▶ WORK TO COMPLETE
Return the entries below in their exact form, leaving the pictures out.

--- Begin TASK MATERIAL ---

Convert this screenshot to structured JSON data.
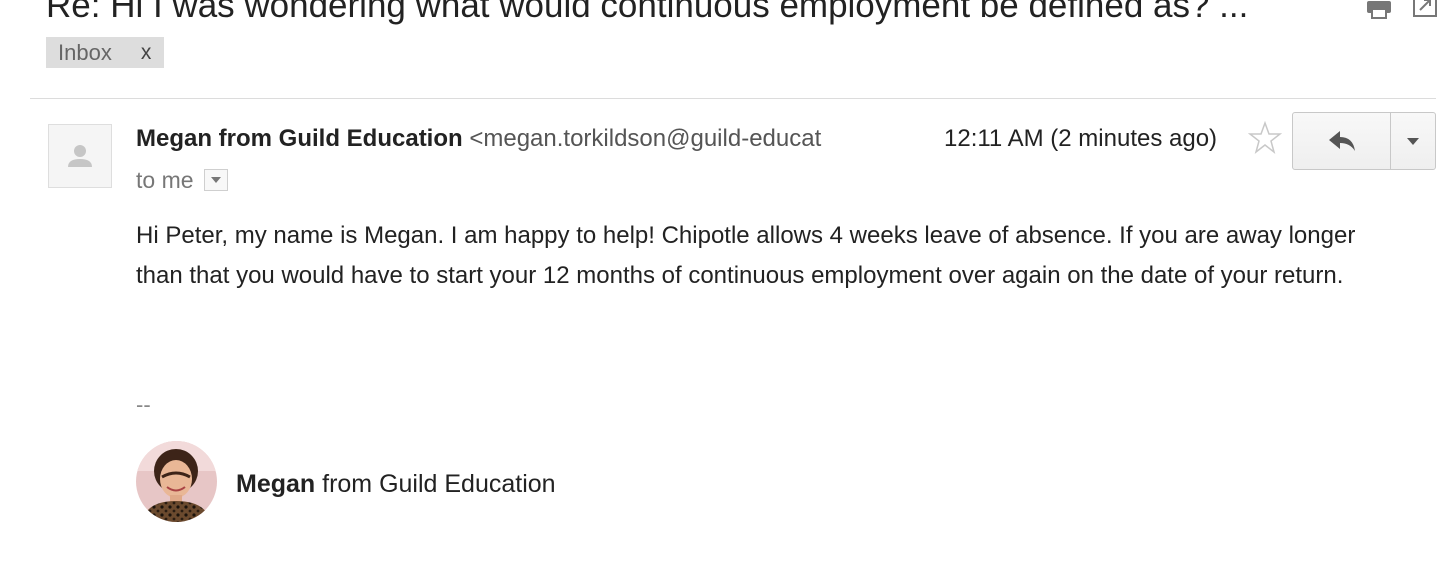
{
  "thread": {
    "subject": "Re: Hi I was wondering what would continuous employment be defined as? ...",
    "labels": [
      {
        "name": "Inbox",
        "remove": "x"
      }
    ]
  },
  "message": {
    "sender_name": "Megan from Guild Education",
    "sender_email": "<megan.torkildson@guild-educat",
    "recipient": "to me",
    "timestamp": "12:11 AM (2 minutes ago)",
    "body": "Hi Peter, my name is Megan. I am happy to help! Chipotle allows 4 weeks leave of absence. If you are away longer than that you would have to start your 12 months of continuous employment over again on the date of your return.",
    "signature": {
      "separator": "--",
      "name": "Megan",
      "org": " from Guild Education"
    }
  },
  "icons": {
    "print": "print-icon",
    "new_window": "new-window-icon",
    "avatar": "person-icon",
    "star": "star-icon",
    "reply": "reply-icon",
    "more": "chevron-down-icon",
    "details": "dropdown-arrow-icon"
  },
  "colors": {
    "label_bg": "#dddddd",
    "divider": "#dcdcdc",
    "secondary_text": "#777777"
  }
}
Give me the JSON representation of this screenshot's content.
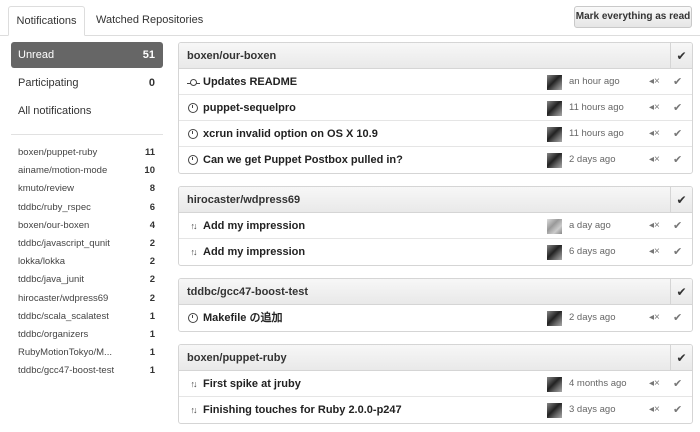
{
  "tabs": {
    "notifications": "Notifications",
    "watched": "Watched Repositories"
  },
  "mark_all_label": "Mark everything as read",
  "filters": [
    {
      "label": "Unread",
      "count": "51"
    },
    {
      "label": "Participating",
      "count": "0"
    },
    {
      "label": "All notifications",
      "count": ""
    }
  ],
  "repos": [
    {
      "name": "boxen/puppet-ruby",
      "count": "11"
    },
    {
      "name": "ainame/motion-mode",
      "count": "10"
    },
    {
      "name": "kmuto/review",
      "count": "8"
    },
    {
      "name": "tddbc/ruby_rspec",
      "count": "6"
    },
    {
      "name": "boxen/our-boxen",
      "count": "4"
    },
    {
      "name": "tddbc/javascript_qunit",
      "count": "2"
    },
    {
      "name": "lokka/lokka",
      "count": "2"
    },
    {
      "name": "tddbc/java_junit",
      "count": "2"
    },
    {
      "name": "hirocaster/wdpress69",
      "count": "2"
    },
    {
      "name": "tddbc/scala_scalatest",
      "count": "1"
    },
    {
      "name": "tddbc/organizers",
      "count": "1"
    },
    {
      "name": "RubyMotionTokyo/M...",
      "count": "1"
    },
    {
      "name": "tddbc/gcc47-boost-test",
      "count": "1"
    }
  ],
  "groups": [
    {
      "repo": "boxen/our-boxen",
      "items": [
        {
          "type": "commit",
          "icon": "commit-icon",
          "title": "Updates README",
          "time": "an hour ago"
        },
        {
          "type": "issue",
          "icon": "issue-icon",
          "title": "puppet-sequelpro",
          "time": "11 hours ago"
        },
        {
          "type": "issue",
          "icon": "issue-icon",
          "title": "xcrun invalid option on OS X 10.9",
          "time": "11 hours ago"
        },
        {
          "type": "issue",
          "icon": "issue-icon",
          "title": "Can we get Puppet Postbox pulled in?",
          "time": "2 days ago"
        }
      ]
    },
    {
      "repo": "hirocaster/wdpress69",
      "items": [
        {
          "type": "pr",
          "icon": "pull-request-icon",
          "title": "Add my impression",
          "time": "a day ago"
        },
        {
          "type": "pr",
          "icon": "pull-request-icon",
          "title": "Add my impression",
          "time": "6 days ago"
        }
      ]
    },
    {
      "repo": "tddbc/gcc47-boost-test",
      "items": [
        {
          "type": "issue",
          "icon": "issue-icon",
          "title": "Makefile の追加",
          "time": "2 days ago"
        }
      ]
    },
    {
      "repo": "boxen/puppet-ruby",
      "items": [
        {
          "type": "pr",
          "icon": "pull-request-icon",
          "title": "First spike at jruby",
          "time": "4 months ago"
        },
        {
          "type": "pr",
          "icon": "pull-request-icon",
          "title": "Finishing touches for Ruby 2.0.0-p247",
          "time": "3 days ago"
        }
      ]
    }
  ],
  "icons": {
    "mute": "mute-icon",
    "done": "check-icon"
  }
}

--- End TASK MATERIAL ---

▶ OUTPUT OF THE TASK
Convert this screenshot to structured JSON data.
{
  "thread": {
    "subject": "Re: Hi I was wondering what would continuous employment be defined as? ...",
    "labels": [
      {
        "name": "Inbox",
        "remove": "x"
      }
    ]
  },
  "message": {
    "sender_name": "Megan from Guild Education",
    "sender_email": "<megan.torkildson@guild-educat",
    "recipient": "to me",
    "timestamp": "12:11 AM (2 minutes ago)",
    "body": "Hi Peter, my name is Megan. I am happy to help! Chipotle allows 4 weeks leave of absence. If you are away longer than that you would have to start your 12 months of continuous employment over again on the date of your return.",
    "signature": {
      "separator": "--",
      "name": "Megan",
      "org": " from Guild Education"
    }
  },
  "icons": {
    "print": "print-icon",
    "new_window": "new-window-icon",
    "avatar": "person-icon",
    "star": "star-icon",
    "reply": "reply-icon",
    "more": "chevron-down-icon",
    "details": "dropdown-arrow-icon"
  },
  "colors": {
    "label_bg": "#dddddd",
    "divider": "#dcdcdc",
    "secondary_text": "#777777"
  }
}
Give me the JSON representation of this screenshot's content.
{
  "tabs": {
    "notifications": "Notifications",
    "watched": "Watched Repositories"
  },
  "mark_all_label": "Mark everything as read",
  "filters": [
    {
      "label": "Unread",
      "count": "51"
    },
    {
      "label": "Participating",
      "count": "0"
    },
    {
      "label": "All notifications",
      "count": ""
    }
  ],
  "repos": [
    {
      "name": "boxen/puppet-ruby",
      "count": "11"
    },
    {
      "name": "ainame/motion-mode",
      "count": "10"
    },
    {
      "name": "kmuto/review",
      "count": "8"
    },
    {
      "name": "tddbc/ruby_rspec",
      "count": "6"
    },
    {
      "name": "boxen/our-boxen",
      "count": "4"
    },
    {
      "name": "tddbc/javascript_qunit",
      "count": "2"
    },
    {
      "name": "lokka/lokka",
      "count": "2"
    },
    {
      "name": "tddbc/java_junit",
      "count": "2"
    },
    {
      "name": "hirocaster/wdpress69",
      "count": "2"
    },
    {
      "name": "tddbc/scala_scalatest",
      "count": "1"
    },
    {
      "name": "tddbc/organizers",
      "count": "1"
    },
    {
      "name": "RubyMotionTokyo/M...",
      "count": "1"
    },
    {
      "name": "tddbc/gcc47-boost-test",
      "count": "1"
    }
  ],
  "groups": [
    {
      "repo": "boxen/our-boxen",
      "items": [
        {
          "type": "commit",
          "icon": "commit-icon",
          "title": "Updates README",
          "time": "an hour ago"
        },
        {
          "type": "issue",
          "icon": "issue-icon",
          "title": "puppet-sequelpro",
          "time": "11 hours ago"
        },
        {
          "type": "issue",
          "icon": "issue-icon",
          "title": "xcrun invalid option on OS X 10.9",
          "time": "11 hours ago"
        },
        {
          "type": "issue",
          "icon": "issue-icon",
          "title": "Can we get Puppet Postbox pulled in?",
          "time": "2 days ago"
        }
      ]
    },
    {
      "repo": "hirocaster/wdpress69",
      "items": [
        {
          "type": "pr",
          "icon": "pull-request-icon",
          "title": "Add my impression",
          "time": "a day ago"
        },
        {
          "type": "pr",
          "icon": "pull-request-icon",
          "title": "Add my impression",
          "time": "6 days ago"
        }
      ]
    },
    {
      "repo": "tddbc/gcc47-boost-test",
      "items": [
        {
          "type": "issue",
          "icon": "issue-icon",
          "title": "Makefile の追加",
          "time": "2 days ago"
        }
      ]
    },
    {
      "repo": "boxen/puppet-ruby",
      "items": [
        {
          "type": "pr",
          "icon": "pull-request-icon",
          "title": "First spike at jruby",
          "time": "4 months ago"
        },
        {
          "type": "pr",
          "icon": "pull-request-icon",
          "title": "Finishing touches for Ruby 2.0.0-p247",
          "time": "3 days ago"
        }
      ]
    }
  ],
  "icons": {
    "mute": "mute-icon",
    "done": "check-icon"
  }
}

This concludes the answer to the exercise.